# start of Dataset extract
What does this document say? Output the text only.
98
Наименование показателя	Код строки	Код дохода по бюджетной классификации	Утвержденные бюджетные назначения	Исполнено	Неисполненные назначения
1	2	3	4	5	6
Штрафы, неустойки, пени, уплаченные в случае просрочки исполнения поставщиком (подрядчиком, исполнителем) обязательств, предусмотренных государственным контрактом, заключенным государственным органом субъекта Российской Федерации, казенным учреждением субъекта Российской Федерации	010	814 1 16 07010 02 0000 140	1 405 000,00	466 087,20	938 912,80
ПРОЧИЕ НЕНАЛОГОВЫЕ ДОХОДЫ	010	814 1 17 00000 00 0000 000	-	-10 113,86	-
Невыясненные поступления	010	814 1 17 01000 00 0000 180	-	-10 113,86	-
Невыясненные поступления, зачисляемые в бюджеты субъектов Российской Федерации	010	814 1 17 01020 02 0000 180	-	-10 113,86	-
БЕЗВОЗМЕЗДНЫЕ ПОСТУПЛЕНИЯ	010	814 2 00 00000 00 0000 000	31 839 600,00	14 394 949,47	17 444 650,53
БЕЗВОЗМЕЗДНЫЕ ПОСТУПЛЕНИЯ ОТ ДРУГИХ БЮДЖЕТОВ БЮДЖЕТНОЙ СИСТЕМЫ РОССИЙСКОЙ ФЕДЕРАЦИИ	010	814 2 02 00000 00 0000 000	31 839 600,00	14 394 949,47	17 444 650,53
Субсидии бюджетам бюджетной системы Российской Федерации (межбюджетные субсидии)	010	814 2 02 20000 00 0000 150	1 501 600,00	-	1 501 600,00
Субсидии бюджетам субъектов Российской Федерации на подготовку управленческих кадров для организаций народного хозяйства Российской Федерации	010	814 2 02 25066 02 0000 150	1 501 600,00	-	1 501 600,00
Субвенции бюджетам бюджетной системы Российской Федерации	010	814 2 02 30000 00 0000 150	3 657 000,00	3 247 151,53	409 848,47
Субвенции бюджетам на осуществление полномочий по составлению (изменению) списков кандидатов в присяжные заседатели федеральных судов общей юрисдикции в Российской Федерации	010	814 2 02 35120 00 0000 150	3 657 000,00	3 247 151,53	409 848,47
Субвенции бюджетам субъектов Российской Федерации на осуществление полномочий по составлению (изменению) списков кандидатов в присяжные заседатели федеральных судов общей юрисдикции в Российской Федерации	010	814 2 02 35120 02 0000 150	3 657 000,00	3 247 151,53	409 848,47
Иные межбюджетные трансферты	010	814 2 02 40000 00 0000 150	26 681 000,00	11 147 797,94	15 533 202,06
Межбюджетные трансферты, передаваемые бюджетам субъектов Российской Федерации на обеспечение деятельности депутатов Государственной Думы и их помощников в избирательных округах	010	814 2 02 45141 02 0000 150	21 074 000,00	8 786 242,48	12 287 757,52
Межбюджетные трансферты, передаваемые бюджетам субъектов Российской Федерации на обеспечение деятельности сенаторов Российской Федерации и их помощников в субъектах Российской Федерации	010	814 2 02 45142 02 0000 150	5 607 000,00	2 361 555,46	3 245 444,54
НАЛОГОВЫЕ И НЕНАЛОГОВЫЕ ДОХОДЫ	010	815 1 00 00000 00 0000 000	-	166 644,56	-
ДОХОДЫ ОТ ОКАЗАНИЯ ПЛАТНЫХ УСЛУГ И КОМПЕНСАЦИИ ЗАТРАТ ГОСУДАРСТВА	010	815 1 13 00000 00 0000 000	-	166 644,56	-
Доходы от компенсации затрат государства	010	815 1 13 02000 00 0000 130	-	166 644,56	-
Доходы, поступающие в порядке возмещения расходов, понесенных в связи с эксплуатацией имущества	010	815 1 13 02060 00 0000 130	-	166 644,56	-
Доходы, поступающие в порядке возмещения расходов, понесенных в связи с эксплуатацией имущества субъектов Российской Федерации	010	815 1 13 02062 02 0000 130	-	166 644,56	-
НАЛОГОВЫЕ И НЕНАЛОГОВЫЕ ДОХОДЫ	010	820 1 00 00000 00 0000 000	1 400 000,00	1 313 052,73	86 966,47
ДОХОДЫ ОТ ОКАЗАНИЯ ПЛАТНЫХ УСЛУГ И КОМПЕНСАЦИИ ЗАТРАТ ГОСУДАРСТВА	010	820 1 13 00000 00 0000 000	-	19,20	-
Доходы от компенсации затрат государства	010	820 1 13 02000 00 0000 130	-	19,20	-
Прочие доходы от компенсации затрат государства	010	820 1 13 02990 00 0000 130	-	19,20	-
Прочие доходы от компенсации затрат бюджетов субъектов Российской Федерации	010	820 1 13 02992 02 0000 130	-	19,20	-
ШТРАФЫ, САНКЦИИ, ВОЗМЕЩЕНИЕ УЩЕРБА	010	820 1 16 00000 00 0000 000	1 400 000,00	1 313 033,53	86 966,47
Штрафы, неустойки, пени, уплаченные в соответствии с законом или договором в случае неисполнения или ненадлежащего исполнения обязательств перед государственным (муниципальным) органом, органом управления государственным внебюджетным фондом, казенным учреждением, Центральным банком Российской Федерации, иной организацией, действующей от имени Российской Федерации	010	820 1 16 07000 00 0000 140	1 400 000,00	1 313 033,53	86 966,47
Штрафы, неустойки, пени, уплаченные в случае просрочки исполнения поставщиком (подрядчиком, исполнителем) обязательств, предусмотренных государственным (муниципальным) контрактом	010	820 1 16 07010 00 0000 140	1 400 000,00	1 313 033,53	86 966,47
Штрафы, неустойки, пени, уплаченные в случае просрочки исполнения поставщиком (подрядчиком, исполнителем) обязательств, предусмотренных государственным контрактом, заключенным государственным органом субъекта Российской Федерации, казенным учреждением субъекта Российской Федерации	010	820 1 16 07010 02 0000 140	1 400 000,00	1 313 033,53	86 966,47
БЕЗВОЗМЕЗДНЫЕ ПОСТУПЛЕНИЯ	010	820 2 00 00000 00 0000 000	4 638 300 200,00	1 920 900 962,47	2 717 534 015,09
# end of Dataset extract
* _To do_
Indicate how many lines of the material contain the string "Невыясненные", giving the number and nothing more.

* _Response below_
2